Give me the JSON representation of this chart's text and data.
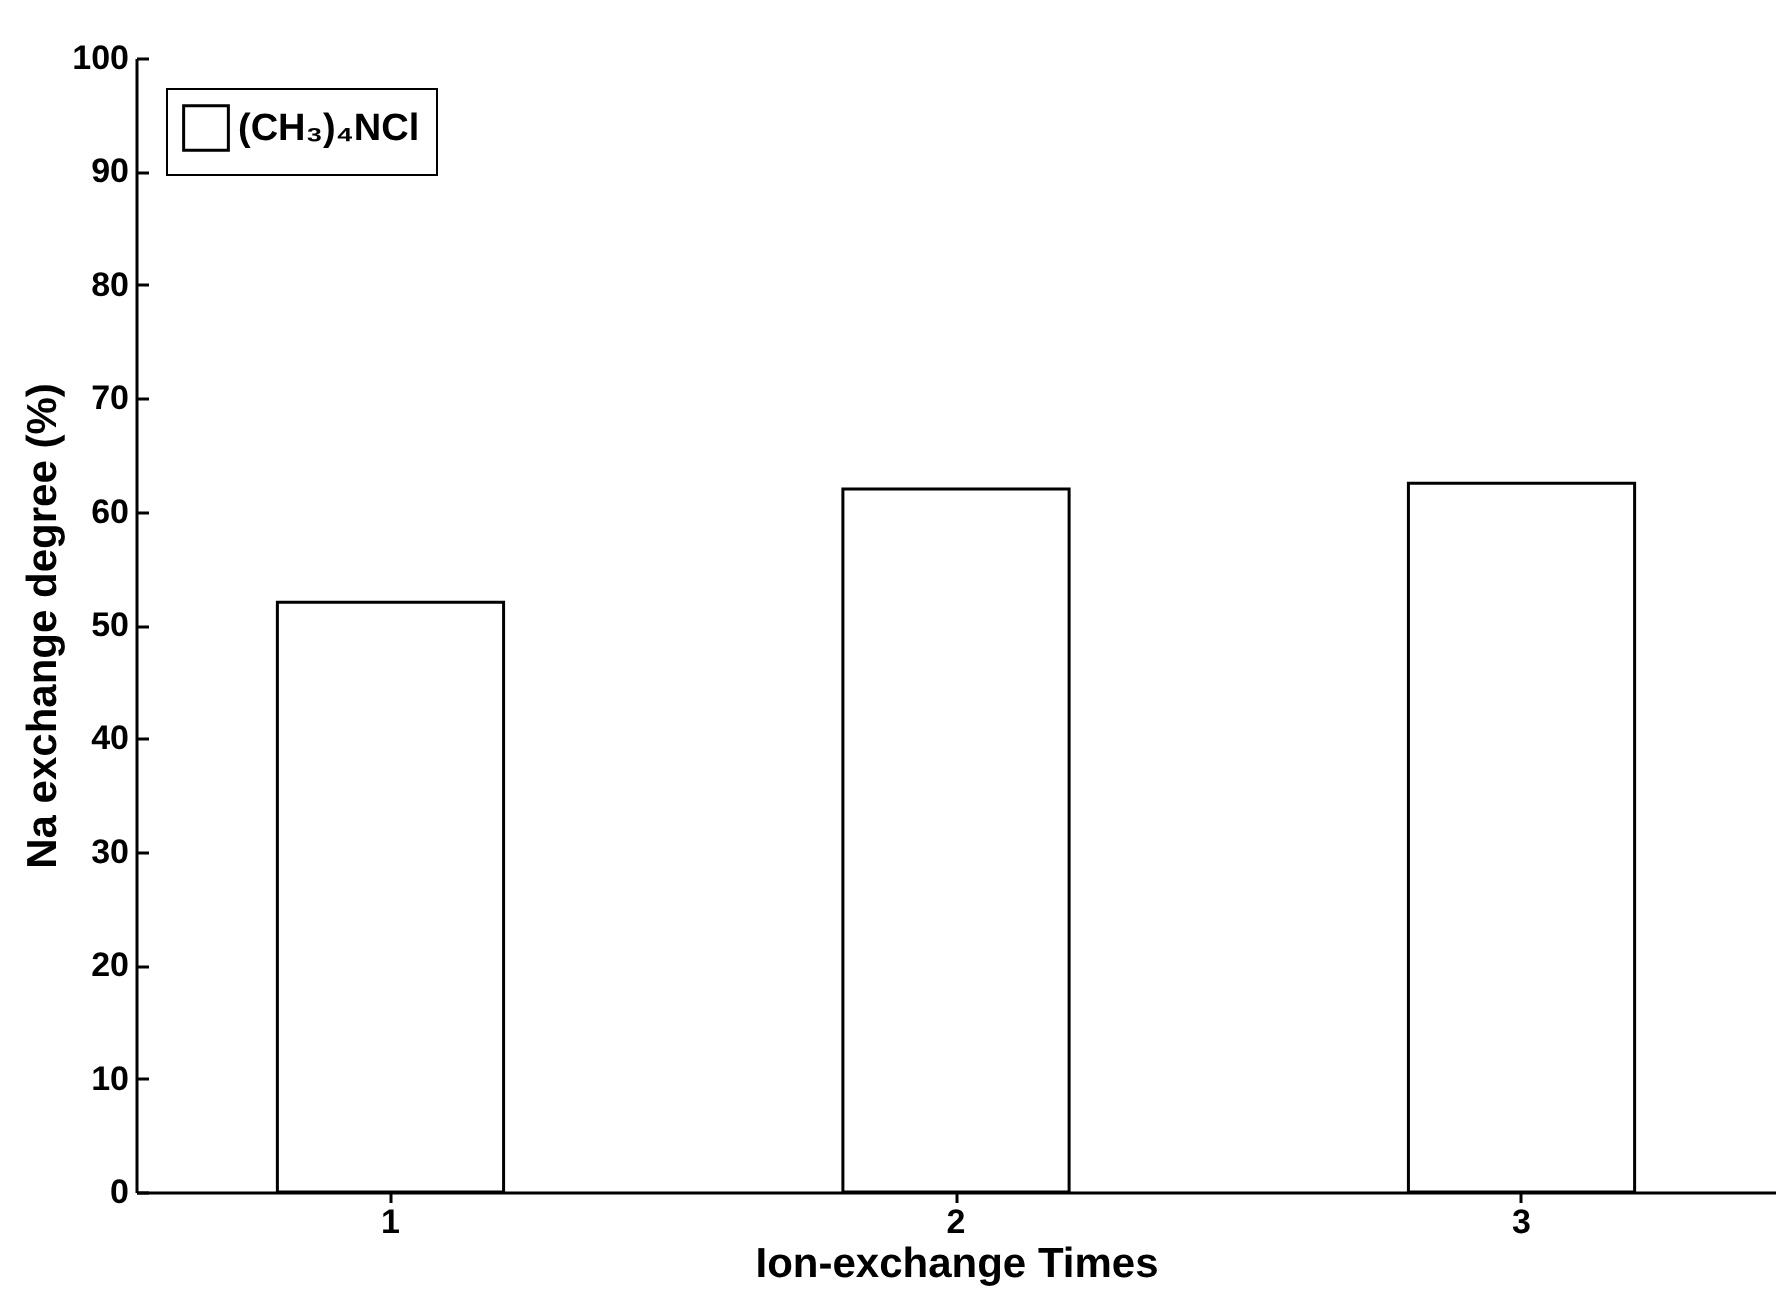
{
  "chart_data": {
    "type": "bar",
    "xlabel": "Ion-exchange Times",
    "ylabel": "Na exchange degree (%)",
    "categories": [
      "1",
      "2",
      "3"
    ],
    "series": [
      {
        "name": "(CH₃)₄NCl",
        "color": "#ffffff",
        "values": [
          52,
          62,
          62.5
        ]
      }
    ],
    "ylim": [
      0,
      100
    ],
    "yticks": [
      0,
      10,
      20,
      30,
      40,
      50,
      60,
      70,
      80,
      90,
      100
    ],
    "grid": false,
    "legend": "top left"
  }
}
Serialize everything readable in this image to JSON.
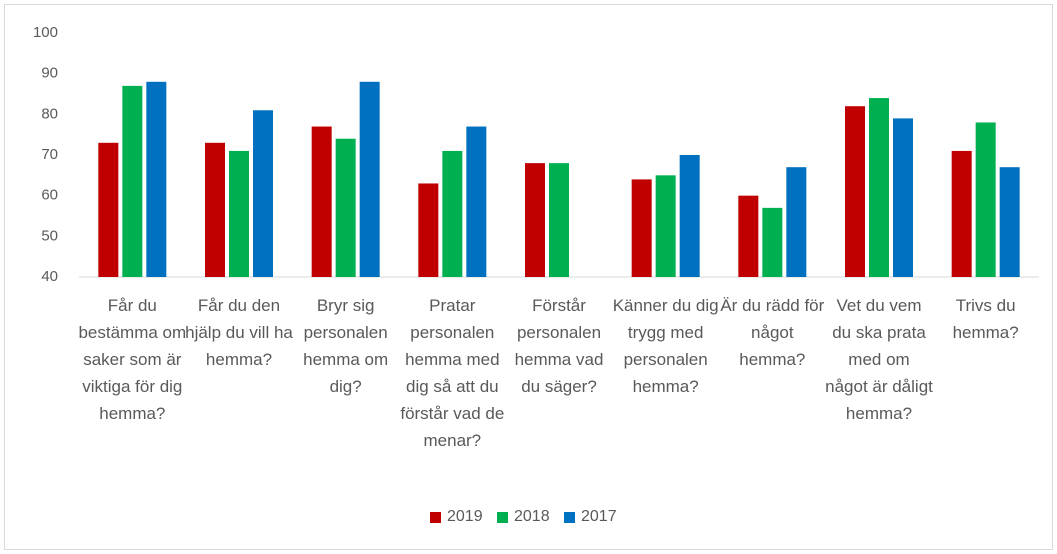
{
  "chart_data": {
    "type": "bar",
    "categories": [
      "Får du bestämma om saker som är viktiga för dig hemma?",
      "Får du den hjälp du vill ha hemma?",
      "Bryr sig personalen hemma om dig?",
      "Pratar personalen hemma med dig så att du förstår vad de menar?",
      "Förstår personalen hemma vad du säger?",
      "Känner du dig trygg med personalen hemma?",
      "Är du rädd för något hemma?",
      "Vet du vem du ska prata med om något är dåligt hemma?",
      "Trivs du hemma?"
    ],
    "series": [
      {
        "name": "2019",
        "color": "#c00000",
        "values": [
          73,
          73,
          77,
          63,
          68,
          64,
          60,
          82,
          71
        ]
      },
      {
        "name": "2018",
        "color": "#00b050",
        "values": [
          87,
          71,
          74,
          71,
          68,
          65,
          57,
          84,
          78
        ]
      },
      {
        "name": "2017",
        "color": "#0070c0",
        "values": [
          88,
          81,
          88,
          77,
          null,
          70,
          67,
          79,
          67
        ]
      }
    ],
    "ylim": [
      40,
      100
    ],
    "yticks": [
      40,
      50,
      60,
      70,
      80,
      90,
      100
    ],
    "grid": false,
    "legend": "bottom"
  }
}
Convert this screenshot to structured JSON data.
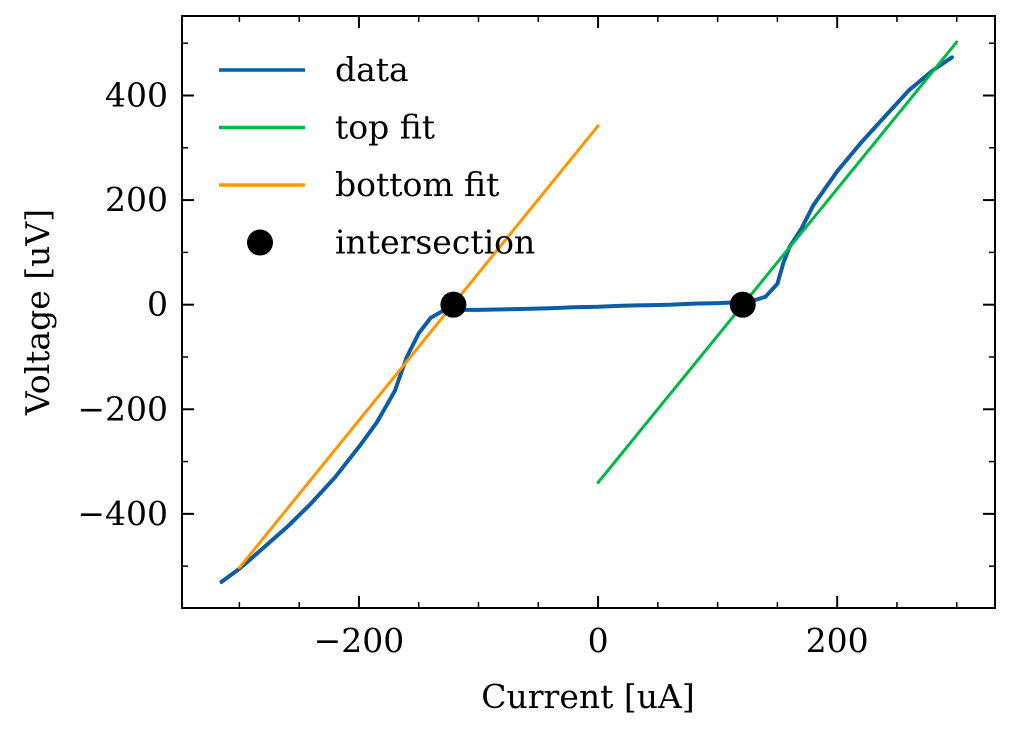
{
  "chart_data": {
    "type": "line",
    "title": "",
    "xlabel": "Current [uA]",
    "ylabel": "Voltage [uV]",
    "xlim": [
      -348,
      332
    ],
    "ylim": [
      -580,
      552
    ],
    "xticks": [
      -200,
      0,
      200
    ],
    "xtick_labels": [
      "−200",
      "0",
      "200"
    ],
    "yticks": [
      -400,
      -200,
      0,
      200,
      400
    ],
    "ytick_labels": [
      "−400",
      "−200",
      "0",
      "200",
      "400"
    ],
    "x_minor_step": 50,
    "y_minor_step": 100,
    "grid": false,
    "legend": "top-left",
    "series": [
      {
        "name": "data",
        "kind": "line",
        "color": "#0c5da5",
        "x": [
          -315,
          -300,
          -280,
          -260,
          -240,
          -220,
          -200,
          -185,
          -170,
          -160,
          -150,
          -140,
          -130,
          -120,
          -100,
          -80,
          -60,
          -40,
          -20,
          0,
          20,
          40,
          60,
          80,
          100,
          120,
          130,
          140,
          150,
          155,
          160,
          170,
          180,
          200,
          220,
          240,
          260,
          280,
          296
        ],
        "y": [
          -530,
          -505,
          -465,
          -425,
          -380,
          -330,
          -272,
          -225,
          -165,
          -100,
          -55,
          -25,
          -12,
          -10,
          -10,
          -9,
          -8,
          -7,
          -5,
          -4,
          -2,
          -1,
          0,
          2,
          3,
          5,
          8,
          15,
          40,
          80,
          110,
          145,
          190,
          255,
          310,
          360,
          410,
          448,
          473
        ]
      },
      {
        "name": "top fit",
        "kind": "line",
        "color": "#00b945",
        "x": [
          0,
          300
        ],
        "y": [
          -340,
          502
        ]
      },
      {
        "name": "bottom fit",
        "kind": "line",
        "color": "#ff9500",
        "x": [
          -300,
          0
        ],
        "y": [
          -503,
          342
        ]
      },
      {
        "name": "intersection",
        "kind": "scatter",
        "color": "#000000",
        "x": [
          -121,
          121
        ],
        "y": [
          0,
          0
        ]
      }
    ]
  }
}
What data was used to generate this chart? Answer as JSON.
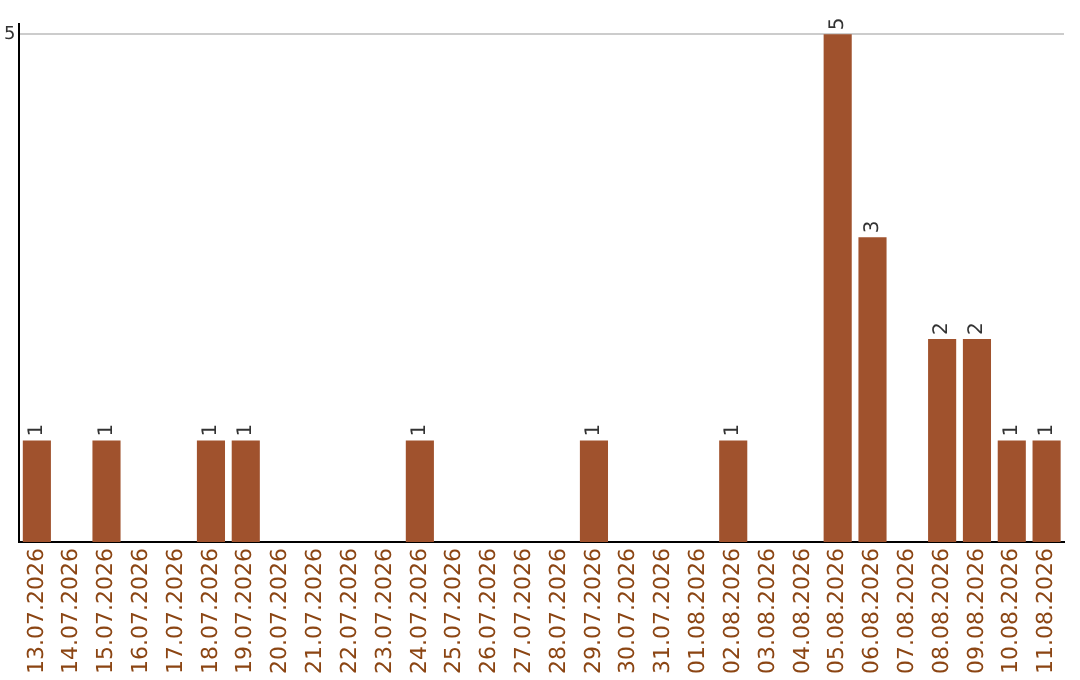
{
  "chart_data": {
    "type": "bar",
    "categories": [
      "13.07.2026",
      "14.07.2026",
      "15.07.2026",
      "16.07.2026",
      "17.07.2026",
      "18.07.2026",
      "19.07.2026",
      "20.07.2026",
      "21.07.2026",
      "22.07.2026",
      "23.07.2026",
      "24.07.2026",
      "25.07.2026",
      "26.07.2026",
      "27.07.2026",
      "28.07.2026",
      "29.07.2026",
      "30.07.2026",
      "31.07.2026",
      "01.08.2026",
      "02.08.2026",
      "03.08.2026",
      "04.08.2026",
      "05.08.2026",
      "06.08.2026",
      "07.08.2026",
      "08.08.2026",
      "09.08.2026",
      "10.08.2026",
      "11.08.2026"
    ],
    "values": [
      1,
      null,
      1,
      null,
      null,
      1,
      1,
      null,
      null,
      null,
      null,
      1,
      null,
      null,
      null,
      null,
      1,
      null,
      null,
      null,
      1,
      null,
      null,
      5,
      3,
      null,
      2,
      2,
      1,
      1
    ],
    "color": "#a0522d",
    "ylim": [
      0,
      5.1
    ],
    "yticks": [
      5
    ],
    "grid": "y",
    "data_labels": true
  }
}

==*==

**Exercise brief**.
Scan the listing above and copy all lines containing the word "name".

**Solution to the exercise**.
        "name": "(CH₃)₄NCl",
        "name": "2019",
        "name": "2018",
        "name": "2017",
        "name": "data",
        "name": "top fit",
        "name": "bottom fit",
        "name": "intersection",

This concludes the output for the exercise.